::: Records for this exercise

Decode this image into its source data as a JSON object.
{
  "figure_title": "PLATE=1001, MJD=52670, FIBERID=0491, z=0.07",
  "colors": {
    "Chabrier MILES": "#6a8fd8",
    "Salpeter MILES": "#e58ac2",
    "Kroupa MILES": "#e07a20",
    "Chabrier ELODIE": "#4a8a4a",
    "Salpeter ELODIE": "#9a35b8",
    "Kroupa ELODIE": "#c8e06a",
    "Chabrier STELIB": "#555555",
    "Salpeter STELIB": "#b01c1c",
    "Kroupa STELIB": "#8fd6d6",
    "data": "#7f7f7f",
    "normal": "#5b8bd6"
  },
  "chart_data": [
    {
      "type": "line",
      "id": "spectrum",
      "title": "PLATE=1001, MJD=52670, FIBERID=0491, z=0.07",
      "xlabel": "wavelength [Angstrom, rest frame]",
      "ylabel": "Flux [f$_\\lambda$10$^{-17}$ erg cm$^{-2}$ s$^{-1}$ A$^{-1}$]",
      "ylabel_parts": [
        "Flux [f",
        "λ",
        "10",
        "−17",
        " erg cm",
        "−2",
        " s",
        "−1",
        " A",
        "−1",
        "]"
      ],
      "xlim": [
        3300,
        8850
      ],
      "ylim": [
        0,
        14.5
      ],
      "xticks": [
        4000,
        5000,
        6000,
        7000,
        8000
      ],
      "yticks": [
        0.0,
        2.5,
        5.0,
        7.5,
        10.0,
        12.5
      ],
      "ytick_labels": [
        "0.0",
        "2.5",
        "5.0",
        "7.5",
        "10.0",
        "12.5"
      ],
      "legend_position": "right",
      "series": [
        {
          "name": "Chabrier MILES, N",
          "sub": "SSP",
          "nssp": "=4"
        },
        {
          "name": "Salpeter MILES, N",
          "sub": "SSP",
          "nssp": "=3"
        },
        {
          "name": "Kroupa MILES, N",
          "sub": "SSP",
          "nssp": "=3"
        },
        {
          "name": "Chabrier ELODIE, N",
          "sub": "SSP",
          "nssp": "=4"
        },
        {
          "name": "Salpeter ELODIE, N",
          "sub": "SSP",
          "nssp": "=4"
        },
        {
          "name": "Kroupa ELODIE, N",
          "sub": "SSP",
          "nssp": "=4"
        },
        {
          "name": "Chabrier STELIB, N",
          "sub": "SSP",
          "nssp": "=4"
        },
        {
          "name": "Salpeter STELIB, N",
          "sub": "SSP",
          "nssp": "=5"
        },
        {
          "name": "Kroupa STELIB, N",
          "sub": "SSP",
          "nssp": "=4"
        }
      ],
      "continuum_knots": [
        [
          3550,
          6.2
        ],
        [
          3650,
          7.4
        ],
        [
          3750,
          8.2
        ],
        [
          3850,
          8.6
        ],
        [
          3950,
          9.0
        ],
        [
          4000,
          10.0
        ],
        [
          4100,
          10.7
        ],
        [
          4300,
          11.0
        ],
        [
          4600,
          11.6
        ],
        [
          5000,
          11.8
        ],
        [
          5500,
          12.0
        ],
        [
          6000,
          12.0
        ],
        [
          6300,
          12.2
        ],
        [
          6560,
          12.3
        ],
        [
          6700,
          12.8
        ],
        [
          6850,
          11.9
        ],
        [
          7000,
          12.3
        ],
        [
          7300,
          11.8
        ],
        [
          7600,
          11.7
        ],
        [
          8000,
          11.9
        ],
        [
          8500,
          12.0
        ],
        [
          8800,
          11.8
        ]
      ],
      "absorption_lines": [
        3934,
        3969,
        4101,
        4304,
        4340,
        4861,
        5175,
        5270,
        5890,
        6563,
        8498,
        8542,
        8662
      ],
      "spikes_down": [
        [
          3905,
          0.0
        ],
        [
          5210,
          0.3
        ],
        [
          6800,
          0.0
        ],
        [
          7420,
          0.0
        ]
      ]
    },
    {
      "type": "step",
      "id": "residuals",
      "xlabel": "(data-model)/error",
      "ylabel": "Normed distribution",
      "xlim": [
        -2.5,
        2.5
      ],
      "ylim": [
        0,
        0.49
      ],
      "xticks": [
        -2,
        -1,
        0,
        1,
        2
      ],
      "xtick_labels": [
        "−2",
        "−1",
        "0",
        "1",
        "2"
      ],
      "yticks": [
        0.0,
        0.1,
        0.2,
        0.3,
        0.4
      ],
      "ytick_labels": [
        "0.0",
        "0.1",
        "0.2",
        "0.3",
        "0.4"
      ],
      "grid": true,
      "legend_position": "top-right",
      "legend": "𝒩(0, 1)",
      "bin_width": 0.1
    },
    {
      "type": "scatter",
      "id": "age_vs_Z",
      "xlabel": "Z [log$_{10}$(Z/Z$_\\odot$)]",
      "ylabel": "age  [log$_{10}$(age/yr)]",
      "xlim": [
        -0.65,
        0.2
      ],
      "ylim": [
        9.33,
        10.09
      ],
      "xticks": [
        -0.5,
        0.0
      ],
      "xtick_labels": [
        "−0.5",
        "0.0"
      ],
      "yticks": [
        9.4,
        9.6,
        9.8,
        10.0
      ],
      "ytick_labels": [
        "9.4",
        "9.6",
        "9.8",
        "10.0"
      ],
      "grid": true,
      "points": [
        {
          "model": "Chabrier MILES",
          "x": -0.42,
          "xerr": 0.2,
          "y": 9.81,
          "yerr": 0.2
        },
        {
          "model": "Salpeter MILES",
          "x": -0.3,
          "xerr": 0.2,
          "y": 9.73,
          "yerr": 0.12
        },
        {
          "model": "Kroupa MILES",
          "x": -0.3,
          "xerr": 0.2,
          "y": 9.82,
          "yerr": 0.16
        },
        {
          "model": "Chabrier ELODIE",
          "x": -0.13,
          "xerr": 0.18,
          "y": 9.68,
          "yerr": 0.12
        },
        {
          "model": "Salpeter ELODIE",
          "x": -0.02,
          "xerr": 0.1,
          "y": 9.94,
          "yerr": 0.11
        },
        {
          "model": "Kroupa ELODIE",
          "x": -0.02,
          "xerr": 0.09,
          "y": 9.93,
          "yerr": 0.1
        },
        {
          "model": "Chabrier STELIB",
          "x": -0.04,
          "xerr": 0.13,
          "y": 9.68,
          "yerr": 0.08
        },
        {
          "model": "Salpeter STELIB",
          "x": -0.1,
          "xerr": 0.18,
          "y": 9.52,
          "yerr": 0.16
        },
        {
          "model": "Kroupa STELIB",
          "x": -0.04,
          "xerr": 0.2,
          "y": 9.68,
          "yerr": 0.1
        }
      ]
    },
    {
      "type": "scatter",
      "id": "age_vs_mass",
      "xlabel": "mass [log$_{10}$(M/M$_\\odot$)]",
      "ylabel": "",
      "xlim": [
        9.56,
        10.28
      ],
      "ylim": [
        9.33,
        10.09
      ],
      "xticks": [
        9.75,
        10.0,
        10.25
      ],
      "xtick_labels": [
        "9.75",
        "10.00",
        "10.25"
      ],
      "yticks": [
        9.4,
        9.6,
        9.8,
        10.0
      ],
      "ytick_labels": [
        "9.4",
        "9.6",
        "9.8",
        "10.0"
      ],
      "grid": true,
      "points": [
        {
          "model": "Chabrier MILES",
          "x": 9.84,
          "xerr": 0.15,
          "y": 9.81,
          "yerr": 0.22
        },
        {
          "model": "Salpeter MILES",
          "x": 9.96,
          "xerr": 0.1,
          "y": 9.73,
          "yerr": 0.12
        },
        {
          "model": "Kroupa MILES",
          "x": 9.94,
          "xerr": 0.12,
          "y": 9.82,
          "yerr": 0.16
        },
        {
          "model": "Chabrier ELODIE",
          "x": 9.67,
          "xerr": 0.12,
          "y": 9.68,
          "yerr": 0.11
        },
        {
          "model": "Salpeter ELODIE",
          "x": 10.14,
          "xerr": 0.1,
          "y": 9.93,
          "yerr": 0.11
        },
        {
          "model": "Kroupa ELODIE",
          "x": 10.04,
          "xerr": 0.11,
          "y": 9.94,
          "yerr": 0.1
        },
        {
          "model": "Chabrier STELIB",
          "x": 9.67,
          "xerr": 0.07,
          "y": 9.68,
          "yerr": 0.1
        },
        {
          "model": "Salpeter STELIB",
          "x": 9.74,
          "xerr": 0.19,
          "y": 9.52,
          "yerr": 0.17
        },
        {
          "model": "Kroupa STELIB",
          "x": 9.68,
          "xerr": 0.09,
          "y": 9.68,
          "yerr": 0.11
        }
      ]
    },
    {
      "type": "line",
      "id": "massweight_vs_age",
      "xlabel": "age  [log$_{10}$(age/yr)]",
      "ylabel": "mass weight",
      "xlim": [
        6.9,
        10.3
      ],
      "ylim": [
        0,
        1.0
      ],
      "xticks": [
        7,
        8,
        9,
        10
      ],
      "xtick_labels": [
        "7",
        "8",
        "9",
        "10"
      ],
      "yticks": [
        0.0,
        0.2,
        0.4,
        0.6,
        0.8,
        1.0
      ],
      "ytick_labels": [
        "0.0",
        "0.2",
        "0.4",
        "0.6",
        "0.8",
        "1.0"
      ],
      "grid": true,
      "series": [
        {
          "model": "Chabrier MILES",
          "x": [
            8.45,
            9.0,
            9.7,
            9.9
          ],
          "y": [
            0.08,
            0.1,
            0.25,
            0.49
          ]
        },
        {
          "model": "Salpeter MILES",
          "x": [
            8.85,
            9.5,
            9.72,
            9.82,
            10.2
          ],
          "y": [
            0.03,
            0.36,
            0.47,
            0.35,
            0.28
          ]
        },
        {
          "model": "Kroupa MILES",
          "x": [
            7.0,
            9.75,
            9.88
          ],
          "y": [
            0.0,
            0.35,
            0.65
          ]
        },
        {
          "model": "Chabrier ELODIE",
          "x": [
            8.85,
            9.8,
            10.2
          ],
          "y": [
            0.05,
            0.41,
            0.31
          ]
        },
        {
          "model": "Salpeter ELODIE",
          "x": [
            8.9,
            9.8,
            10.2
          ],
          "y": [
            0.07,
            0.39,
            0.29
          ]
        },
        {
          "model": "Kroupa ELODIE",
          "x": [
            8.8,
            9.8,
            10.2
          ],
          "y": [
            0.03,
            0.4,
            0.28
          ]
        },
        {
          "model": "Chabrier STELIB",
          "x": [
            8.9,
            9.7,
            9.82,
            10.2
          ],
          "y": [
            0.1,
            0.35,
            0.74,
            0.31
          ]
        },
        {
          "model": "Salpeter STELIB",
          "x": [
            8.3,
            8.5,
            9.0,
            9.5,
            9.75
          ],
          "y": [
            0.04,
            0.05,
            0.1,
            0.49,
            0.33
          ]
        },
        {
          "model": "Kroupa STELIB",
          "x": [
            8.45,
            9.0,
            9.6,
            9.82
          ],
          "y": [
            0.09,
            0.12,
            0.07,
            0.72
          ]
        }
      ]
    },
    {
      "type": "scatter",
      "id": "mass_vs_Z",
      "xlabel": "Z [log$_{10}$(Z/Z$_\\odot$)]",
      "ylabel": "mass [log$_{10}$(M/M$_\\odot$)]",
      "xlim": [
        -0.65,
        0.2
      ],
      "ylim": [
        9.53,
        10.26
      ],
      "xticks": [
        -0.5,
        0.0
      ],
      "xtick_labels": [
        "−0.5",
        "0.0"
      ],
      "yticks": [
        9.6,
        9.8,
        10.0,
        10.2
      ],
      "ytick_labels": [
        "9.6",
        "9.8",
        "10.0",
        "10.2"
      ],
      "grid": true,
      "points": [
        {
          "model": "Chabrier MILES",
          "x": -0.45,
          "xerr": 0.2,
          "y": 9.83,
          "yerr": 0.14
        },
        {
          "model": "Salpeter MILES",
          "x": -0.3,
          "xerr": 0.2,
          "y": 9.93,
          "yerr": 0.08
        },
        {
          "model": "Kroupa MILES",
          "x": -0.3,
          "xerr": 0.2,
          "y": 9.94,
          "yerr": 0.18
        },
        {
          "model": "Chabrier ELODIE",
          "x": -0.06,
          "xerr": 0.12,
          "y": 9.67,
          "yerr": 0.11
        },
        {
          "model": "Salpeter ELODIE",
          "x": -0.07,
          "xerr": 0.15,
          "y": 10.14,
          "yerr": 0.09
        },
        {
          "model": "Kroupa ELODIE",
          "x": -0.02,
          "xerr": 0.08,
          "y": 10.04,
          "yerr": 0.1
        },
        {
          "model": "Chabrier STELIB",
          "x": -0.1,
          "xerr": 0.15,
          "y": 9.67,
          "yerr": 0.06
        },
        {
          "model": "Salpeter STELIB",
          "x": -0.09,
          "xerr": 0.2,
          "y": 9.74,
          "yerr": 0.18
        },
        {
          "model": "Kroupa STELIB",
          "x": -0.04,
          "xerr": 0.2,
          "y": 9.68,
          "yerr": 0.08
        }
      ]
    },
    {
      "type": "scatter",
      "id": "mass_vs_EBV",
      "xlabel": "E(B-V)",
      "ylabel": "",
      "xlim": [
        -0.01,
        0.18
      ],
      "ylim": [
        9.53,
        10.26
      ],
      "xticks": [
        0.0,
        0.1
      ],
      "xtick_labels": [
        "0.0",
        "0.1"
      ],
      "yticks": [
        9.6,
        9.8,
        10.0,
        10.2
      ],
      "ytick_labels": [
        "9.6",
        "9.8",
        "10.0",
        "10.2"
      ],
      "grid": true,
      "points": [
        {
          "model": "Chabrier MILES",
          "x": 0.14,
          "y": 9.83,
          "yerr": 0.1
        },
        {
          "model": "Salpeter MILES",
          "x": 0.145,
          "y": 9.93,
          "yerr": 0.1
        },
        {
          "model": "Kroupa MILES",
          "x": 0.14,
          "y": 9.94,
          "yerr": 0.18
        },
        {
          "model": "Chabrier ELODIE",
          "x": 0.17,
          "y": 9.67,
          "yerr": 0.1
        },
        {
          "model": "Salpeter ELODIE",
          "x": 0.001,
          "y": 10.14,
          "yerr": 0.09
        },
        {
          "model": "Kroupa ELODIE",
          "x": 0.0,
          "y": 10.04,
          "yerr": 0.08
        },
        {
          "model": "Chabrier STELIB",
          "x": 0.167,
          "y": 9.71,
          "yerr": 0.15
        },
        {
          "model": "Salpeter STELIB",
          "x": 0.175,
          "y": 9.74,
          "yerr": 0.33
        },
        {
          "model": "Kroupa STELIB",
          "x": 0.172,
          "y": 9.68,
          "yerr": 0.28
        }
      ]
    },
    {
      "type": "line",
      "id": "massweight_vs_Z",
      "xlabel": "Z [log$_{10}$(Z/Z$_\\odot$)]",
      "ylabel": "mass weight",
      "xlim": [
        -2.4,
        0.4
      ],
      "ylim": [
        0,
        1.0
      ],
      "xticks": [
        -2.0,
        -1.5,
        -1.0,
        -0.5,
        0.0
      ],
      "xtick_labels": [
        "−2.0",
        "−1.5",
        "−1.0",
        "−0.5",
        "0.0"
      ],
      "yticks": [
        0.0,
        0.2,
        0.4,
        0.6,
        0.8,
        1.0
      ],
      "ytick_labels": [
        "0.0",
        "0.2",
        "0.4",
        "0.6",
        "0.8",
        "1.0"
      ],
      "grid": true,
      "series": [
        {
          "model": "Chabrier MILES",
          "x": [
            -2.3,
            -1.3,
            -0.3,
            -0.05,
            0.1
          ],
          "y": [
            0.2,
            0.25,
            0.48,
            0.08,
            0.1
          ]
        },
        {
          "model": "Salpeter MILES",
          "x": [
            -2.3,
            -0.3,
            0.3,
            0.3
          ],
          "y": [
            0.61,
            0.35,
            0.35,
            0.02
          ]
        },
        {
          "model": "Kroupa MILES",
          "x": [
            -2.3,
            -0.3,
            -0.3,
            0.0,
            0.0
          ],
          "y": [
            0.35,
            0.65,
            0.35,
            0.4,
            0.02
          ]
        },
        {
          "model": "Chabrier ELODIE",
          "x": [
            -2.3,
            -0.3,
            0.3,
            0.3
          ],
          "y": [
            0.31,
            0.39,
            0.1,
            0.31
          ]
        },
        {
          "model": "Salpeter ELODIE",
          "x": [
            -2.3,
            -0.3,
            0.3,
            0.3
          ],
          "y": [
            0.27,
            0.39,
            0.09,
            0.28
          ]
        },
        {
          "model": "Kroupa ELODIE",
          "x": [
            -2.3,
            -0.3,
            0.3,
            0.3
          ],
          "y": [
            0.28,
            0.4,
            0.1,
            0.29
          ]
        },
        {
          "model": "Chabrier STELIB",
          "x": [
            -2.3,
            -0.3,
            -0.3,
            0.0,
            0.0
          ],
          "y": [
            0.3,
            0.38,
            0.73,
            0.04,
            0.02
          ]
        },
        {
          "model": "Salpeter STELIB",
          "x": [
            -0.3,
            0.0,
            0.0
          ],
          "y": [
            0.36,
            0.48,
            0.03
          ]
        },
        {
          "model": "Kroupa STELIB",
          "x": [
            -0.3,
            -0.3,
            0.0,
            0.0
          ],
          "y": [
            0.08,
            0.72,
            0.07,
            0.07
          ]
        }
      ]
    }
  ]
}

::::::

● Exercise objective
Copy out each line of the listing that holds "right".

● Correct output
      "legend_position": "right",
      "legend_position": "top-right",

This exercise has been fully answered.